Find each line with the string "PDMS" and report it.

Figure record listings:
○ ○ ○
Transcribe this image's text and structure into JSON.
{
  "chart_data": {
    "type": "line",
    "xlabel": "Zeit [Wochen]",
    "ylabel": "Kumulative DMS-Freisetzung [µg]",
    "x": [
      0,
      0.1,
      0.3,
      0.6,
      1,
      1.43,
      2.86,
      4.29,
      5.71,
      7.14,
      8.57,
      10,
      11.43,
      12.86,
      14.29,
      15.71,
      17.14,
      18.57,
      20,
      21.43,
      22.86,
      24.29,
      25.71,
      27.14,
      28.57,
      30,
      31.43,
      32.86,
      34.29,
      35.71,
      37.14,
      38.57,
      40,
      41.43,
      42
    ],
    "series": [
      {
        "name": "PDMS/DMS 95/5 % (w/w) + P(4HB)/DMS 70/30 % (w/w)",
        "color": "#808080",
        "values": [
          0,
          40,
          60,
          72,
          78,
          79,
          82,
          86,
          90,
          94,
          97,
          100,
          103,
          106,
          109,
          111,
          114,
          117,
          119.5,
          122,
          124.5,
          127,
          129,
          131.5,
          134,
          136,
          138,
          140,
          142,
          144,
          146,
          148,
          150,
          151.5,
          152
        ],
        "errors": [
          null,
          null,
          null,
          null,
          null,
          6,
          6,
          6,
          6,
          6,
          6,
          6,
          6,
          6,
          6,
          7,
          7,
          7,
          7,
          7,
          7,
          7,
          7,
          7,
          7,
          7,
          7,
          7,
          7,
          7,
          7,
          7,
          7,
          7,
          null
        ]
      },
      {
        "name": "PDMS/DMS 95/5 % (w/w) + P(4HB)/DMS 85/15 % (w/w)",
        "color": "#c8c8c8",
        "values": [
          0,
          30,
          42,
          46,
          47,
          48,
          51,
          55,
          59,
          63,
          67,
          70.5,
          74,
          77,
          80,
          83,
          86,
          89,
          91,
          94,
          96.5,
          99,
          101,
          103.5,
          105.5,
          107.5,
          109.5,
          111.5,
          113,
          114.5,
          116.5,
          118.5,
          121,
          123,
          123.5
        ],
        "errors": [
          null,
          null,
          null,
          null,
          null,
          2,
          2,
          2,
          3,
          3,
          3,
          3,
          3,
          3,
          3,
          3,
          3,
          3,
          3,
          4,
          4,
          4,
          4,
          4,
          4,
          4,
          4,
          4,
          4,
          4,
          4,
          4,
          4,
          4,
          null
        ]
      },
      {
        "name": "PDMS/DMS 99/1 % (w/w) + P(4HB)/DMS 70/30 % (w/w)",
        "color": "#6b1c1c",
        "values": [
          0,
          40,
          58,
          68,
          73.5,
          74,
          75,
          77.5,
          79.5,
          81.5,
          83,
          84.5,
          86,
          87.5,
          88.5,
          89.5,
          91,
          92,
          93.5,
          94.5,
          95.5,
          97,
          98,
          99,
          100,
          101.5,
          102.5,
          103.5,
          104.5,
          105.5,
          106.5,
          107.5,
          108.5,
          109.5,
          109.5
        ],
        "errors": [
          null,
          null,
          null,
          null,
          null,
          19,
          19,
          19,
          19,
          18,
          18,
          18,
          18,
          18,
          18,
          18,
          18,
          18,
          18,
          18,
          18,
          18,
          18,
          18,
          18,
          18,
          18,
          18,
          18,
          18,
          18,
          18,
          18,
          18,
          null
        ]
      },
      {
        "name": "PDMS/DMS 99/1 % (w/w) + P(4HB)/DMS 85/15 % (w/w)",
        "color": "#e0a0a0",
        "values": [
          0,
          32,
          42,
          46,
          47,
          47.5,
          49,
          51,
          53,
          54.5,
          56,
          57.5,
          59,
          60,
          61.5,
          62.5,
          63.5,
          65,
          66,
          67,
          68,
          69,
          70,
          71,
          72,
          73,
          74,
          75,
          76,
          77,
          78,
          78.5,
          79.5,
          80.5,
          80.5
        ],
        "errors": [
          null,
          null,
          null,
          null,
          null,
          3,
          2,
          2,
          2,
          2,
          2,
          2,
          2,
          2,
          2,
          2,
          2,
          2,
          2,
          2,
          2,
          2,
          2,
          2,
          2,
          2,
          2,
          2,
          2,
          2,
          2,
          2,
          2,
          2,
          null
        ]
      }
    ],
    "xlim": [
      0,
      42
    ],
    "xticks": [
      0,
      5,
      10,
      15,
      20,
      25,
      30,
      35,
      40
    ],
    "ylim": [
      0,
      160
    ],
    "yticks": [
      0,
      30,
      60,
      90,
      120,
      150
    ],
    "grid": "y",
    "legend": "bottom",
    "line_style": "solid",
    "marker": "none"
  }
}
○ ○ ○
Exercise answer
        "name": "PDMS/DMS 95/5 % (w/w) + P(4HB)/DMS 70/30 % (w/w)",
        "name": "PDMS/DMS 95/5 % (w/w) + P(4HB)/DMS 85/15 % (w/w)",
        "name": "PDMS/DMS 99/1 % (w/w) + P(4HB)/DMS 70/30 % (w/w)",
        "name": "PDMS/DMS 99/1 % (w/w) + P(4HB)/DMS 85/15 % (w/w)",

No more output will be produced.